-- start Extracted entries --

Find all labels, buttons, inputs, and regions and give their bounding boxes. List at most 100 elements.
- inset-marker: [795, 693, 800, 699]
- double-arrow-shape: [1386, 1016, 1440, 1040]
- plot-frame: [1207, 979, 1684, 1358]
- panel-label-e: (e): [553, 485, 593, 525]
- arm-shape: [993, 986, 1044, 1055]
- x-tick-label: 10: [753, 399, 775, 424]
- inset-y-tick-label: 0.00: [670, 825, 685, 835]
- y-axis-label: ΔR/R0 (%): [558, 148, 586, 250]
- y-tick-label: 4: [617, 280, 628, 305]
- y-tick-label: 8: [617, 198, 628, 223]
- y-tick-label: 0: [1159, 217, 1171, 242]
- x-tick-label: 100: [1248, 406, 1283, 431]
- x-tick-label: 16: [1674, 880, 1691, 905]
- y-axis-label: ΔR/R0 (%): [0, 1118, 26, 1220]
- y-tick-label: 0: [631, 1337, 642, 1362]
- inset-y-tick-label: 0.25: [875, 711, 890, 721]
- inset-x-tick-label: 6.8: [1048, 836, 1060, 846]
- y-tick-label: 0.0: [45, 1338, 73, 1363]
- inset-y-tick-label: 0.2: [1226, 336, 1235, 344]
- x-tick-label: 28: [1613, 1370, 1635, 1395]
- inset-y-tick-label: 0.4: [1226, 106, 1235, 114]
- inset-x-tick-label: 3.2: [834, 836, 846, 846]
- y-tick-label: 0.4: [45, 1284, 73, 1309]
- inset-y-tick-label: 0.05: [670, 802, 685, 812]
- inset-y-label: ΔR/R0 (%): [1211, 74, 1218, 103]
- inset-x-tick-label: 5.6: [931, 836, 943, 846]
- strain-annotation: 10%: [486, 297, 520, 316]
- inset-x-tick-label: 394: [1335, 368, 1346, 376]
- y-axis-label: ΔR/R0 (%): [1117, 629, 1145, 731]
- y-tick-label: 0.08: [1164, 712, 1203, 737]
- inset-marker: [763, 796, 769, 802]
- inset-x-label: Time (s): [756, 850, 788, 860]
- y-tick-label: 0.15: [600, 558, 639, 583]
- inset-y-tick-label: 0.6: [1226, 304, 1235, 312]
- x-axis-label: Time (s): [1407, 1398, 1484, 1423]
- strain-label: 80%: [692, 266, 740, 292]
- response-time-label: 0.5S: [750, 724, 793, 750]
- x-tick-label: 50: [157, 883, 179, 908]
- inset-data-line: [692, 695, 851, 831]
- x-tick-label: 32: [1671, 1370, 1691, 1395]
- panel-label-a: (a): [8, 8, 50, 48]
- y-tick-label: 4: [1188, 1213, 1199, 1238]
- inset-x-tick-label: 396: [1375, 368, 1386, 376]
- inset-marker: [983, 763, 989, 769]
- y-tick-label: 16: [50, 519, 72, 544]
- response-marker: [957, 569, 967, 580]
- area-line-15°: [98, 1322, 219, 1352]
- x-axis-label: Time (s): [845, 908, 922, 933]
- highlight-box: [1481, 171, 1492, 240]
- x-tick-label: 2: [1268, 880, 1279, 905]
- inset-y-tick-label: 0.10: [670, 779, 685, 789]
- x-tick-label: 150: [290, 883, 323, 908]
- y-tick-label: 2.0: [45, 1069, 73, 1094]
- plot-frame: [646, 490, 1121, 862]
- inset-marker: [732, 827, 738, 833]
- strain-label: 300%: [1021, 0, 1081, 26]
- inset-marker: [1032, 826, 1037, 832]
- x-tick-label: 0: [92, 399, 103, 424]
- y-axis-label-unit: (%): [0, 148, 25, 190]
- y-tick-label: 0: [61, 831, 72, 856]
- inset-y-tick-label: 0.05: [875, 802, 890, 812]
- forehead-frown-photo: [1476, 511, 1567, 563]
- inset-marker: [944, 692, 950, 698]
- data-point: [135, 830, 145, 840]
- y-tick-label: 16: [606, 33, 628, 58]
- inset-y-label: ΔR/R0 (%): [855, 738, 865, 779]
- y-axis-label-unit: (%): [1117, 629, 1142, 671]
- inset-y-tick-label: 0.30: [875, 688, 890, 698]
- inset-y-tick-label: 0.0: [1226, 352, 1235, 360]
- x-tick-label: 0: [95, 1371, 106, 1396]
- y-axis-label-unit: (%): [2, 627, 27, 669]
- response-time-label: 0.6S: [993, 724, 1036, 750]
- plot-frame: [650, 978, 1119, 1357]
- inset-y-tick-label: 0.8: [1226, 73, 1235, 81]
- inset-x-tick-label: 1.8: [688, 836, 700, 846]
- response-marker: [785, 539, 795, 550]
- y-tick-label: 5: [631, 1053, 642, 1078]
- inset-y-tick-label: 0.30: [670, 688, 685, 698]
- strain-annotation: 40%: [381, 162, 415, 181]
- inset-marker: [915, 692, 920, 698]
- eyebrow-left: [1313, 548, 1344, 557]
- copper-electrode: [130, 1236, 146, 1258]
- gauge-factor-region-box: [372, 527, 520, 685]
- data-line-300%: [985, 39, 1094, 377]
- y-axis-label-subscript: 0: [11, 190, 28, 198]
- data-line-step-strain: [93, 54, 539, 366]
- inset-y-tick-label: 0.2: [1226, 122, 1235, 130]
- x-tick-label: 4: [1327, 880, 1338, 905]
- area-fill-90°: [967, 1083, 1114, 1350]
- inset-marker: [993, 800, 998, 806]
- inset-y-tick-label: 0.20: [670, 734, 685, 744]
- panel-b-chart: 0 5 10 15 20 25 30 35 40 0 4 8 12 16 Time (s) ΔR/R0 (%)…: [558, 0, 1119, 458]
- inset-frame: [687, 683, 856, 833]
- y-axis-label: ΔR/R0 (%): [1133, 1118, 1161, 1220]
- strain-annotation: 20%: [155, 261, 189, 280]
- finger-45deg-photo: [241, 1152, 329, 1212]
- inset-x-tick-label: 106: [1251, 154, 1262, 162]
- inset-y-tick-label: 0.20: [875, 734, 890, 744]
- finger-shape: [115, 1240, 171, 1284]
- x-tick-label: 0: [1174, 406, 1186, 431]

-- end Extracted entries --

▸ What you need to do
Please reproduce the lines above word for word.

▸ Output for this task
Find all labels, buttons, inputs, and regions and give their bounding boxes. List at most 100 elements.
- inset-marker: [795, 693, 800, 699]
- double-arrow-shape: [1386, 1016, 1440, 1040]
- plot-frame: [1207, 979, 1684, 1358]
- panel-label-e: (e): [553, 485, 593, 525]
- arm-shape: [993, 986, 1044, 1055]
- x-tick-label: 10: [753, 399, 775, 424]
- inset-y-tick-label: 0.00: [670, 825, 685, 835]
- y-axis-label: ΔR/R0 (%): [558, 148, 586, 250]
- y-tick-label: 4: [617, 280, 628, 305]
- y-tick-label: 8: [617, 198, 628, 223]
- y-tick-label: 0: [1159, 217, 1171, 242]
- x-tick-label: 100: [1248, 406, 1283, 431]
- x-tick-label: 16: [1674, 880, 1691, 905]
- y-axis-label: ΔR/R0 (%): [0, 1118, 26, 1220]
- y-tick-label: 0: [631, 1337, 642, 1362]
- inset-y-tick-label: 0.25: [875, 711, 890, 721]
- inset-x-tick-label: 6.8: [1048, 836, 1060, 846]
- y-tick-label: 0.0: [45, 1338, 73, 1363]
- inset-y-tick-label: 0.2: [1226, 336, 1235, 344]
- x-tick-label: 28: [1613, 1370, 1635, 1395]
- inset-y-tick-label: 0.4: [1226, 106, 1235, 114]
- inset-x-tick-label: 3.2: [834, 836, 846, 846]
- y-tick-label: 0.4: [45, 1284, 73, 1309]
- inset-y-tick-label: 0.05: [670, 802, 685, 812]
- inset-y-label: ΔR/R0 (%): [1211, 74, 1218, 103]
- inset-x-tick-label: 5.6: [931, 836, 943, 846]
- strain-annotation: 10%: [486, 297, 520, 316]
- inset-x-tick-label: 394: [1335, 368, 1346, 376]
- y-axis-label: ΔR/R0 (%): [1117, 629, 1145, 731]
- y-tick-label: 0.08: [1164, 712, 1203, 737]
- inset-marker: [763, 796, 769, 802]
- inset-x-label: Time (s): [756, 850, 788, 860]
- y-tick-label: 0.15: [600, 558, 639, 583]
- inset-y-tick-label: 0.6: [1226, 304, 1235, 312]
- x-axis-label: Time (s): [1407, 1398, 1484, 1423]
- strain-label: 80%: [692, 266, 740, 292]
- response-time-label: 0.5S: [750, 724, 793, 750]
- x-tick-label: 50: [157, 883, 179, 908]
- inset-data-line: [692, 695, 851, 831]
- x-tick-label: 32: [1671, 1370, 1691, 1395]
- panel-label-a: (a): [8, 8, 50, 48]
- y-tick-label: 4: [1188, 1213, 1199, 1238]
- inset-x-tick-label: 396: [1375, 368, 1386, 376]
- inset-marker: [983, 763, 989, 769]
- y-tick-label: 16: [50, 519, 72, 544]
- response-marker: [957, 569, 967, 580]
- area-line-15°: [98, 1322, 219, 1352]
- x-axis-label: Time (s): [845, 908, 922, 933]
- highlight-box: [1481, 171, 1492, 240]
- x-tick-label: 2: [1268, 880, 1279, 905]
- inset-y-tick-label: 0.10: [670, 779, 685, 789]
- x-tick-label: 150: [290, 883, 323, 908]
- y-tick-label: 2.0: [45, 1069, 73, 1094]
- plot-frame: [646, 490, 1121, 862]
- inset-marker: [732, 827, 738, 833]
- strain-label: 300%: [1021, 0, 1081, 26]
- inset-marker: [1032, 826, 1037, 832]
- x-tick-label: 0: [92, 399, 103, 424]
- y-axis-label-unit: (%): [0, 148, 25, 190]
- y-tick-label: 0: [61, 831, 72, 856]
- inset-y-tick-label: 0.05: [875, 802, 890, 812]
- forehead-frown-photo: [1476, 511, 1567, 563]
- inset-marker: [944, 692, 950, 698]
- data-point: [135, 830, 145, 840]
- y-tick-label: 16: [606, 33, 628, 58]
- inset-y-label: ΔR/R0 (%): [855, 738, 865, 779]
- y-axis-label-unit: (%): [1117, 629, 1142, 671]
- inset-y-tick-label: 0.30: [875, 688, 890, 698]
- inset-y-tick-label: 0.0: [1226, 352, 1235, 360]
- x-tick-label: 0: [95, 1371, 106, 1396]
- y-axis-label-unit: (%): [2, 627, 27, 669]
- response-time-label: 0.6S: [993, 724, 1036, 750]
- plot-frame: [650, 978, 1119, 1357]
- inset-y-tick-label: 0.8: [1226, 73, 1235, 81]
- inset-x-tick-label: 1.8: [688, 836, 700, 846]
- response-marker: [785, 539, 795, 550]
- y-tick-label: 5: [631, 1053, 642, 1078]
- inset-y-tick-label: 0.30: [670, 688, 685, 698]
- strain-annotation: 40%: [381, 162, 415, 181]
- inset-marker: [915, 692, 920, 698]
- eyebrow-left: [1313, 548, 1344, 557]
- copper-electrode: [130, 1236, 146, 1258]
- gauge-factor-region-box: [372, 527, 520, 685]
- data-line-300%: [985, 39, 1094, 377]
- y-axis-label-subscript: 0: [11, 190, 28, 198]
- data-line-step-strain: [93, 54, 539, 366]
- inset-y-tick-label: 0.2: [1226, 122, 1235, 130]
- x-tick-label: 4: [1327, 880, 1338, 905]
- area-fill-90°: [967, 1083, 1114, 1350]
- inset-marker: [993, 800, 998, 806]
- inset-y-tick-label: 0.20: [670, 734, 685, 744]
- panel-b-chart: 0 5 10 15 20 25 30 35 40 0 4 8 12 16 Time (s) ΔR/R0 (%)…: [558, 0, 1119, 458]
- inset-frame: [687, 683, 856, 833]
- y-axis-label: ΔR/R0 (%): [1133, 1118, 1161, 1220]
- strain-annotation: 20%: [155, 261, 189, 280]
- finger-45deg-photo: [241, 1152, 329, 1212]
- inset-x-tick-label: 106: [1251, 154, 1262, 162]
- inset-y-tick-label: 0.20: [875, 734, 890, 744]
- finger-shape: [115, 1240, 171, 1284]
- x-tick-label: 0: [1174, 406, 1186, 431]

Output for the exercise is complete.